**STATED EXERCISE**: In the records that follow, show each line where the word "title" is present.

**RECORDS SUPPLIED**:
━━━━━━

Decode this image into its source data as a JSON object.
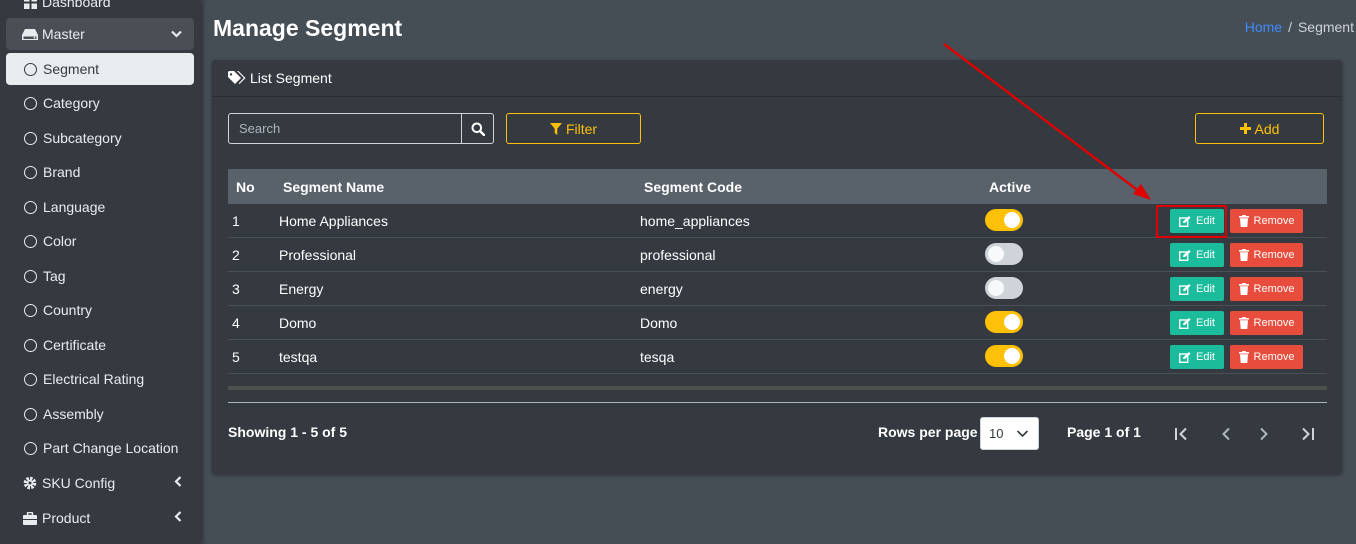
{
  "sidebar": {
    "dashboard": "Dashboard",
    "master": "Master",
    "items": [
      {
        "label": "Segment"
      },
      {
        "label": "Category"
      },
      {
        "label": "Subcategory"
      },
      {
        "label": "Brand"
      },
      {
        "label": "Language"
      },
      {
        "label": "Color"
      },
      {
        "label": "Tag"
      },
      {
        "label": "Country"
      },
      {
        "label": "Certificate"
      },
      {
        "label": "Electrical Rating"
      },
      {
        "label": "Assembly"
      },
      {
        "label": "Part Change Location"
      }
    ],
    "sku_config": "SKU Config",
    "product": "Product"
  },
  "header": {
    "title": "Manage Segment",
    "breadcrumb_home": "Home",
    "breadcrumb_sep": "/",
    "breadcrumb_current": "Segment"
  },
  "card": {
    "title": "List Segment",
    "search_placeholder": "Search",
    "filter_label": "Filter",
    "add_label": "Add"
  },
  "table": {
    "columns": {
      "no": "No",
      "name": "Segment Name",
      "code": "Segment Code",
      "active": "Active"
    },
    "rows": [
      {
        "no": "1",
        "name": "Home Appliances",
        "code": "home_appliances",
        "active": true
      },
      {
        "no": "2",
        "name": "Professional",
        "code": "professional",
        "active": false
      },
      {
        "no": "3",
        "name": "Energy",
        "code": "energy",
        "active": false
      },
      {
        "no": "4",
        "name": "Domo",
        "code": "Domo",
        "active": true
      },
      {
        "no": "5",
        "name": "testqa",
        "code": "tesqa",
        "active": true
      }
    ],
    "edit_label": "Edit",
    "remove_label": "Remove"
  },
  "footer": {
    "showing": "Showing 1 - 5 of 5",
    "rows_per_page_label": "Rows per page",
    "rows_per_page_value": "10",
    "page_info": "Page 1 of 1"
  },
  "colors": {
    "accent": "#ffc107",
    "edit": "#1abc9c",
    "remove": "#e74c3c",
    "link": "#3f8cff",
    "annotation": "#e00000"
  }
}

━━━━━━

**ANSWER FOR THE TASK**:
    "title": "Manage Segment",
    "title": "List Segment",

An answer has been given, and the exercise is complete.